Quote the records below in full, exactly as given, with the images taken out.

(begin)

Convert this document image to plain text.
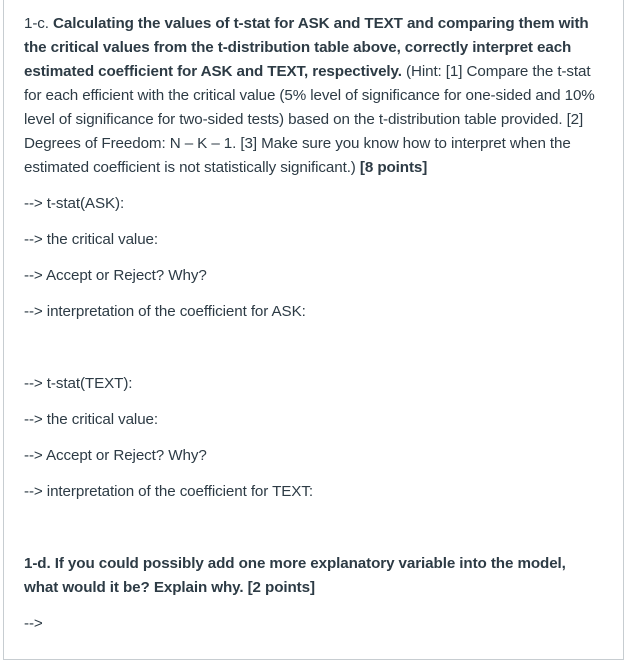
1-c. Calculating the values of t-stat for ASK and TEXT and comparing them with the critical values from the t-distribution table above, correctly interpret each estimated coefficient for ASK and TEXT, respectively. (Hint: [1] Compare the t-stat for each efficient with the critical value (5% level of significance for one-sided and 10% level of significance for two-sided tests) based on the t-distribution table provided. [2] Degrees of Freedom: N – K – 1. [3] Make sure you know how to interpret when the estimated coefficient is not statistically significant.) [8 points]

--> t-stat(ASK):

--> the critical value:

--> Accept or Reject? Why?

--> interpretation of the coefficient for ASK:

--> t-stat(TEXT):

--> the critical value:

--> Accept or Reject? Why?

--> interpretation of the coefficient for TEXT:

1-d. If you could possibly add one more explanatory variable into the model, what would it be? Explain why. [2 points]

-->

(end)

RESULT BELOW:
Convert this document image to plain text.
1-c. Calculating the values of t-stat for ASK and TEXT and comparing them with the critical values from the t-distribution table above, correctly interpret each estimated coefficient for ASK and TEXT, respectively. (Hint: [1] Compare the t-stat for each efficient with the critical value (5% level of significance for one-sided and 10% level of significance for two-sided tests) based on the t-distribution table provided. [2] Degrees of Freedom: N – K – 1. [3] Make sure you know how to interpret when the estimated coefficient is not statistically significant.) [8 points]

--> t-stat(ASK):

--> the critical value:

--> Accept or Reject? Why?

--> interpretation of the coefficient for ASK:

--> t-stat(TEXT):

--> the critical value:

--> Accept or Reject? Why?

--> interpretation of the coefficient for TEXT:

1-d. If you could possibly add one more explanatory variable into the model, what would it be? Explain why. [2 points]

-->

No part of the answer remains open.